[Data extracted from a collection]
——

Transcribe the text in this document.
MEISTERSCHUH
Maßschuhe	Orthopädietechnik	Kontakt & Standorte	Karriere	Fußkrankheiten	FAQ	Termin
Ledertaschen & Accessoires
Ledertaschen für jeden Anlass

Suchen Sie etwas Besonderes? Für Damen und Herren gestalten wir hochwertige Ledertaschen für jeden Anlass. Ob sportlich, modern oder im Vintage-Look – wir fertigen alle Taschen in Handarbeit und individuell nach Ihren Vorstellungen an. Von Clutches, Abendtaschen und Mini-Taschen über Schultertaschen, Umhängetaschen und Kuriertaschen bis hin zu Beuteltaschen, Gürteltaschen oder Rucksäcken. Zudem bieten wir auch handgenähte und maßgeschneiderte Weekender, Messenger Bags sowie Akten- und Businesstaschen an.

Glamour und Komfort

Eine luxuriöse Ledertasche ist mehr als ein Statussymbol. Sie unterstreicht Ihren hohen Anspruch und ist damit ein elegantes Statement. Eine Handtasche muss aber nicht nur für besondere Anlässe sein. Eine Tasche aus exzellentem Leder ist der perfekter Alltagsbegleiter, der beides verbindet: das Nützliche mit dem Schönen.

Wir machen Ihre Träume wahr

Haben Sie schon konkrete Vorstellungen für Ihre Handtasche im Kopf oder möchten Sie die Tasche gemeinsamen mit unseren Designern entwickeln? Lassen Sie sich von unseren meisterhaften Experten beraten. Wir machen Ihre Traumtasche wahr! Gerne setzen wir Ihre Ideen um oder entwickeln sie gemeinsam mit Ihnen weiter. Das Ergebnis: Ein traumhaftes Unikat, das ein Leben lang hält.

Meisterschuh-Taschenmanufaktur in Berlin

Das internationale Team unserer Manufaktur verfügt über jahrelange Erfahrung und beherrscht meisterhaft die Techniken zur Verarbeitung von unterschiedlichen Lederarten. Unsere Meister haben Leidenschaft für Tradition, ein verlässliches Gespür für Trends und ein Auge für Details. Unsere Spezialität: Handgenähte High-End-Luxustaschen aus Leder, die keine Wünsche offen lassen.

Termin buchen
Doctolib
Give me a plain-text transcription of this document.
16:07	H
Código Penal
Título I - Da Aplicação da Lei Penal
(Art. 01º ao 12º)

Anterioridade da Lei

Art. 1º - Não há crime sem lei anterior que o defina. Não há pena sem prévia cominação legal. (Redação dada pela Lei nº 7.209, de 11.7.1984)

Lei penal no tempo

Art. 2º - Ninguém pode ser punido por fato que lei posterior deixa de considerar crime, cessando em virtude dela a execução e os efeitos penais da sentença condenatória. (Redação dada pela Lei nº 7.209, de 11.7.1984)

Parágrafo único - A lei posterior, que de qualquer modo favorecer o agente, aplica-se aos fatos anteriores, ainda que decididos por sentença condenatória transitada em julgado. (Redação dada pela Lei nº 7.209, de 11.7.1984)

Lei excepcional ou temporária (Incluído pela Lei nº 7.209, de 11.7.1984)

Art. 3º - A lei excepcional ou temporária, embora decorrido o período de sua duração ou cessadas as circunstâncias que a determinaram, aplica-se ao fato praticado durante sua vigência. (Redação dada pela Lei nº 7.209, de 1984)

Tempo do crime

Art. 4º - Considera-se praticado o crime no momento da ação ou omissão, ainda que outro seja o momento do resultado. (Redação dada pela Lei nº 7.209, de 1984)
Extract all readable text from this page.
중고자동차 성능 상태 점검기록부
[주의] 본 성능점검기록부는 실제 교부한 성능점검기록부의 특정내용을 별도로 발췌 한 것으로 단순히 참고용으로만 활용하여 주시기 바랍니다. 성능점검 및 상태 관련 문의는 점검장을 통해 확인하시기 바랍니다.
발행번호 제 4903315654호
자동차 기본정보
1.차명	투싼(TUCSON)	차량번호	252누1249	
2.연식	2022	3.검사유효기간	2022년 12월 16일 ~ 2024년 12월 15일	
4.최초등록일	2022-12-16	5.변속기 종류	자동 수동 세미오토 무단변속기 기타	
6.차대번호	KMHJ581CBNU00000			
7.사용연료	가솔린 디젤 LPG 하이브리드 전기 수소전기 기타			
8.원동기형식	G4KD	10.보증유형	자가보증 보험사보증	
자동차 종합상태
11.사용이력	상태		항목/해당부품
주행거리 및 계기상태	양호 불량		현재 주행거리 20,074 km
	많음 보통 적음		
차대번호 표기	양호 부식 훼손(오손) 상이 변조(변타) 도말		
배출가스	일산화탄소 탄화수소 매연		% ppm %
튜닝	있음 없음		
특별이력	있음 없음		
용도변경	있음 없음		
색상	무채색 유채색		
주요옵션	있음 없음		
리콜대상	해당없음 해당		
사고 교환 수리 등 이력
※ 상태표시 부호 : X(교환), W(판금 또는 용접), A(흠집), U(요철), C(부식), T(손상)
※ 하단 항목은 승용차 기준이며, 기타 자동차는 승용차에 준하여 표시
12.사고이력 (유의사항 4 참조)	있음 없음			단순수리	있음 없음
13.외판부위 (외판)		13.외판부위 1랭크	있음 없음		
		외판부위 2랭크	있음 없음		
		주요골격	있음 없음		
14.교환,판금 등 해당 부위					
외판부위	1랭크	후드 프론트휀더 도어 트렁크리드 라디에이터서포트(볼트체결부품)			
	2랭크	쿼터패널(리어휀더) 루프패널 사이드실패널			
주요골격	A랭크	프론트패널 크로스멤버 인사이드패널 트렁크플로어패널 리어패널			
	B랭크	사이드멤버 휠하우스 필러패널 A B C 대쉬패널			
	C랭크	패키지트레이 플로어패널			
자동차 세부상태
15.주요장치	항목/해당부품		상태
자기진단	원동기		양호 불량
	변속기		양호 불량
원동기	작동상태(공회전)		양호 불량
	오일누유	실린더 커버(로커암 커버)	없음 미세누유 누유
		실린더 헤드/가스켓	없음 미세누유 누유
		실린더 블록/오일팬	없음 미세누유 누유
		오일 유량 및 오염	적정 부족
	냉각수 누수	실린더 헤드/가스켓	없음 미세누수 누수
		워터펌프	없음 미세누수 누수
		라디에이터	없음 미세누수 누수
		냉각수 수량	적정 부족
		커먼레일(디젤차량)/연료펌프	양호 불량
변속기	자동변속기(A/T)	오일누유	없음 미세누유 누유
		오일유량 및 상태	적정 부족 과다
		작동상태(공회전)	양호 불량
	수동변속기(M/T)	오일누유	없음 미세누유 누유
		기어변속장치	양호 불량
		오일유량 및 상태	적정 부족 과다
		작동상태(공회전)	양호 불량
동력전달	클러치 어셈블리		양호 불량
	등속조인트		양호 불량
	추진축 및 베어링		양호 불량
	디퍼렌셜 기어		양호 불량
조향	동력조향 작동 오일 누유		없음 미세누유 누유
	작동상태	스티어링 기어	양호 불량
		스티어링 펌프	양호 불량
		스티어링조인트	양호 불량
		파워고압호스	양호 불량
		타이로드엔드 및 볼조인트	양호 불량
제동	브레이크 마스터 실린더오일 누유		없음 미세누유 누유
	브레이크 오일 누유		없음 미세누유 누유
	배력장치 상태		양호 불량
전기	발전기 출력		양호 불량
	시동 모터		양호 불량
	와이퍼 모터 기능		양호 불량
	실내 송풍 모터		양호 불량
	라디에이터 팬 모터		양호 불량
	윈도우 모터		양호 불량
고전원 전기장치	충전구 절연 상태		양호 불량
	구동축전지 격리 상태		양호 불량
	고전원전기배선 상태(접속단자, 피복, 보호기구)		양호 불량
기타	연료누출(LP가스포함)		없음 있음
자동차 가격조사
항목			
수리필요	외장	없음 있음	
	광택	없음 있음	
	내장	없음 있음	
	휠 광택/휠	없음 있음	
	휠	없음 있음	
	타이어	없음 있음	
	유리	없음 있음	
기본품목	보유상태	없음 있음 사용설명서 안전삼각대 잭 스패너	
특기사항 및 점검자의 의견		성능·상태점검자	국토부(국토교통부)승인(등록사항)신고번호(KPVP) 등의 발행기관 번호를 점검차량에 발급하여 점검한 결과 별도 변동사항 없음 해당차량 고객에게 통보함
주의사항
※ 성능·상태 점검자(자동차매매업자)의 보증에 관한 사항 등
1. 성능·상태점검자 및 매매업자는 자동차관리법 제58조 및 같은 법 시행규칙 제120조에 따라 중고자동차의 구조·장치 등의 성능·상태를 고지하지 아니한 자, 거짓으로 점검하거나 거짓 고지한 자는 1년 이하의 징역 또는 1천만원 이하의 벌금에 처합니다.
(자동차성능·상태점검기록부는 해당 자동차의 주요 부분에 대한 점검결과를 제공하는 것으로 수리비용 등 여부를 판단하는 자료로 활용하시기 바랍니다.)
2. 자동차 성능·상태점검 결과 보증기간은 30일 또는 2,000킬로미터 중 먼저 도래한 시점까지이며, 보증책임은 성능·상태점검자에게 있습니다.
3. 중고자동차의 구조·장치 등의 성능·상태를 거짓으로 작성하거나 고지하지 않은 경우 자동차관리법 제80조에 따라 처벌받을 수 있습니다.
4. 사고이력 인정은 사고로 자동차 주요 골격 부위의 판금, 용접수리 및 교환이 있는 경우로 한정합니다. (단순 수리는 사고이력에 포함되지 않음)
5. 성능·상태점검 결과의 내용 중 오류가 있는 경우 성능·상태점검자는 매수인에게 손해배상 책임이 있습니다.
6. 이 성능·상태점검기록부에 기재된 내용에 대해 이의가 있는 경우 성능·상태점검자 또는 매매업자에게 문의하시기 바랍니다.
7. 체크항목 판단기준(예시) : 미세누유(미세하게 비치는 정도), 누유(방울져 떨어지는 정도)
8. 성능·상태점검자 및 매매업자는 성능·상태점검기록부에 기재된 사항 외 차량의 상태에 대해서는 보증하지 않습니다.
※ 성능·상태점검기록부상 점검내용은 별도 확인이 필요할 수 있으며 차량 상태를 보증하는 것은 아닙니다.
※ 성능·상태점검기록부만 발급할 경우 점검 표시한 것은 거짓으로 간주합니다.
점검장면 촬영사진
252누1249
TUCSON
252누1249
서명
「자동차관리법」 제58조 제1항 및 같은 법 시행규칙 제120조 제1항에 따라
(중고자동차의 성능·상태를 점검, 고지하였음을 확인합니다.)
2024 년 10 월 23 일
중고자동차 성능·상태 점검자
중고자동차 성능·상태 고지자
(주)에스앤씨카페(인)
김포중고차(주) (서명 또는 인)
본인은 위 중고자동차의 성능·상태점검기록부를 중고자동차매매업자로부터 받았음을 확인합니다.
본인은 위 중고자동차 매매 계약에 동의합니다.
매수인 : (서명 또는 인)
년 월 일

——

* What is being asked
Only the number is wanted: how many lines contain the string "excepcional"?

* The solution
2